Goal: Reproduce the listing below character for character; drop every image.

Records shown:
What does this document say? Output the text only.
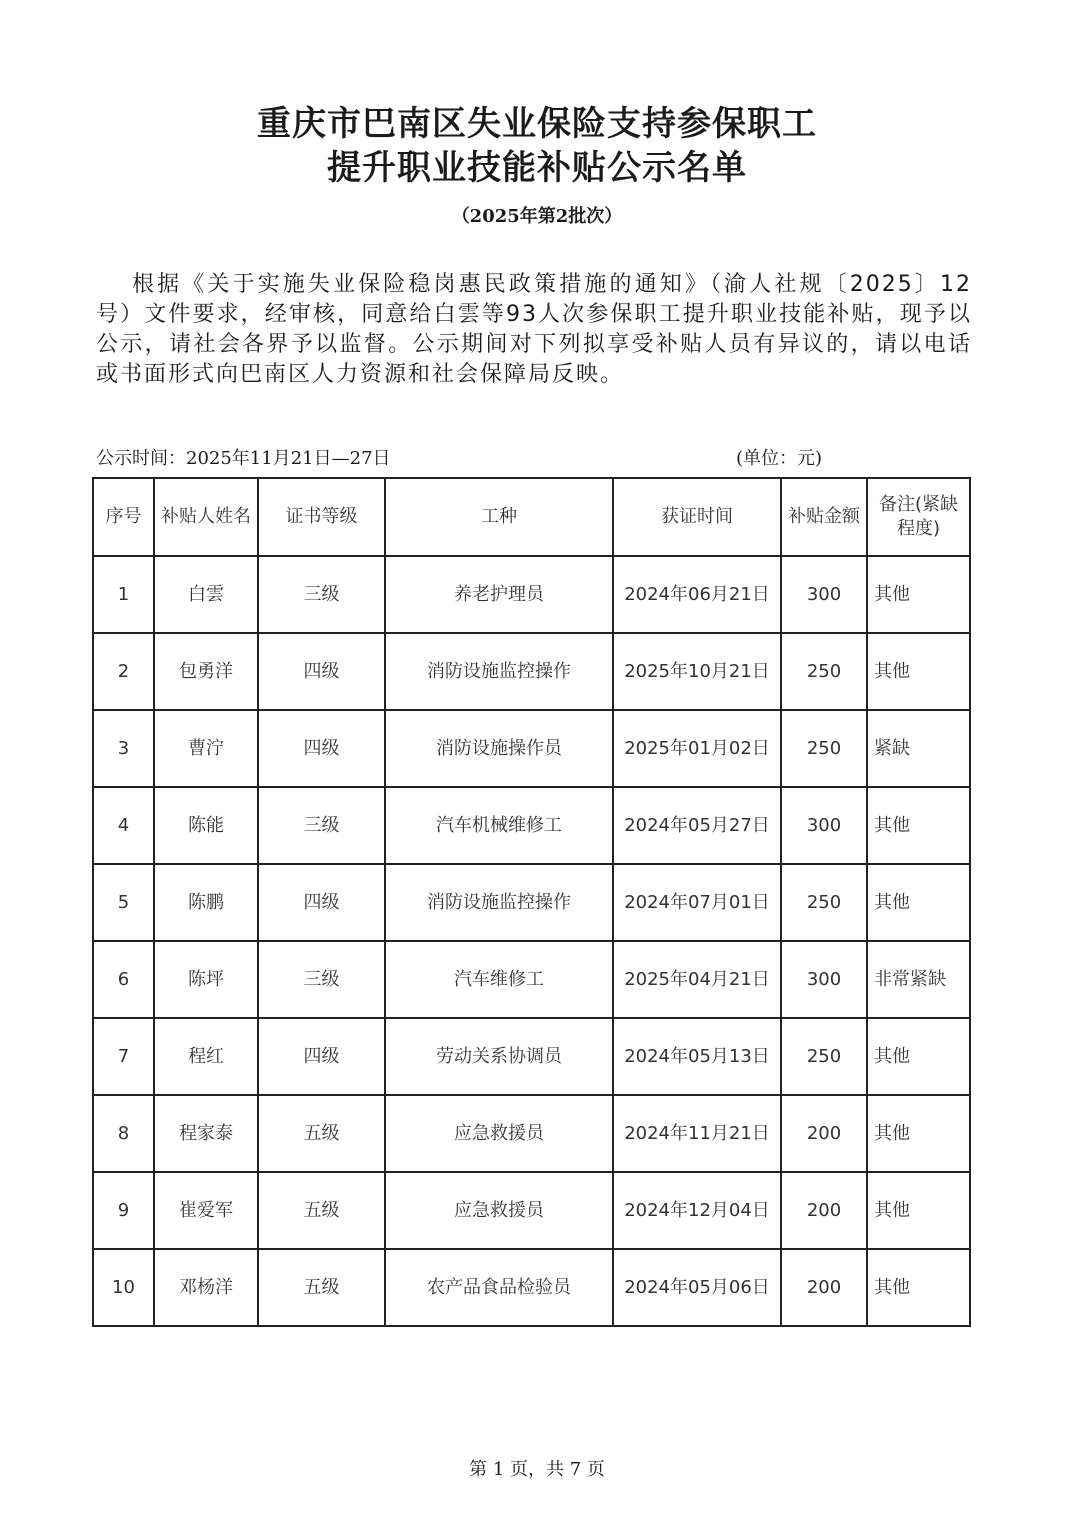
重庆市巴南区失业保险支持参保职工
提升职业技能补贴公示名单
（2025年第2批次）
根据《关于实施失业保险稳岗惠民政策措施的通知》（渝人社规〔2025〕12号）文件要求，经审核，同意给白雲等93人次参保职工提升职业技能补贴，现予以公示，请社会各界予以监督。公示期间对下列拟享受补贴人员有异议的，请以电话或书面形式向巴南区人力资源和社会保障局反映。
公示时间：2025年11月21日—27日	(单位：元)
序号	补贴人姓名	证书等级	工种	获证时间	补贴金额	备注(紧缺程度)
1	白雲	三级	养老护理员	2024年06月21日	300	其他
2	包勇洋	四级	消防设施监控操作	2025年10月21日	250	其他
3	曹泞	四级	消防设施操作员	2025年01月02日	250	紧缺
4	陈能	三级	汽车机械维修工	2024年05月27日	300	其他
5	陈鹏	四级	消防设施监控操作	2024年07月01日	250	其他
6	陈坪	三级	汽车维修工	2025年04月21日	300	非常紧缺
7	程红	四级	劳动关系协调员	2024年05月13日	250	其他
8	程家泰	五级	应急救援员	2024年11月21日	200	其他
9	崔爱军	五级	应急救援员	2024年12月04日	200	其他
10	邓杨洋	五级	农产品食品检验员	2024年05月06日	200	其他
第 1 页，共 7 页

Worked solution:
What does this document say? Output the text only.
重庆市巴南区失业保险支持参保职工
提升职业技能补贴公示名单
（2025年第2批次）
根据《关于实施失业保险稳岗惠民政策措施的通知》（渝人社规〔2025〕12号）文件要求，经审核，同意给白雲等93人次参保职工提升职业技能补贴，现予以公示，请社会各界予以监督。公示期间对下列拟享受补贴人员有异议的，请以电话或书面形式向巴南区人力资源和社会保障局反映。
公示时间：2025年11月21日—27日	(单位：元)
序号	补贴人姓名	证书等级	工种	获证时间	补贴金额	备注(紧缺程度)
1	白雲	三级	养老护理员	2024年06月21日	300	其他
2	包勇洋	四级	消防设施监控操作	2025年10月21日	250	其他
3	曹泞	四级	消防设施操作员	2025年01月02日	250	紧缺
4	陈能	三级	汽车机械维修工	2024年05月27日	300	其他
5	陈鹏	四级	消防设施监控操作	2024年07月01日	250	其他
6	陈坪	三级	汽车维修工	2025年04月21日	300	非常紧缺
7	程红	四级	劳动关系协调员	2024年05月13日	250	其他
8	程家泰	五级	应急救援员	2024年11月21日	200	其他
9	崔爱军	五级	应急救援员	2024年12月04日	200	其他
10	邓杨洋	五级	农产品食品检验员	2024年05月06日	200	其他
第 1 页，共 7 页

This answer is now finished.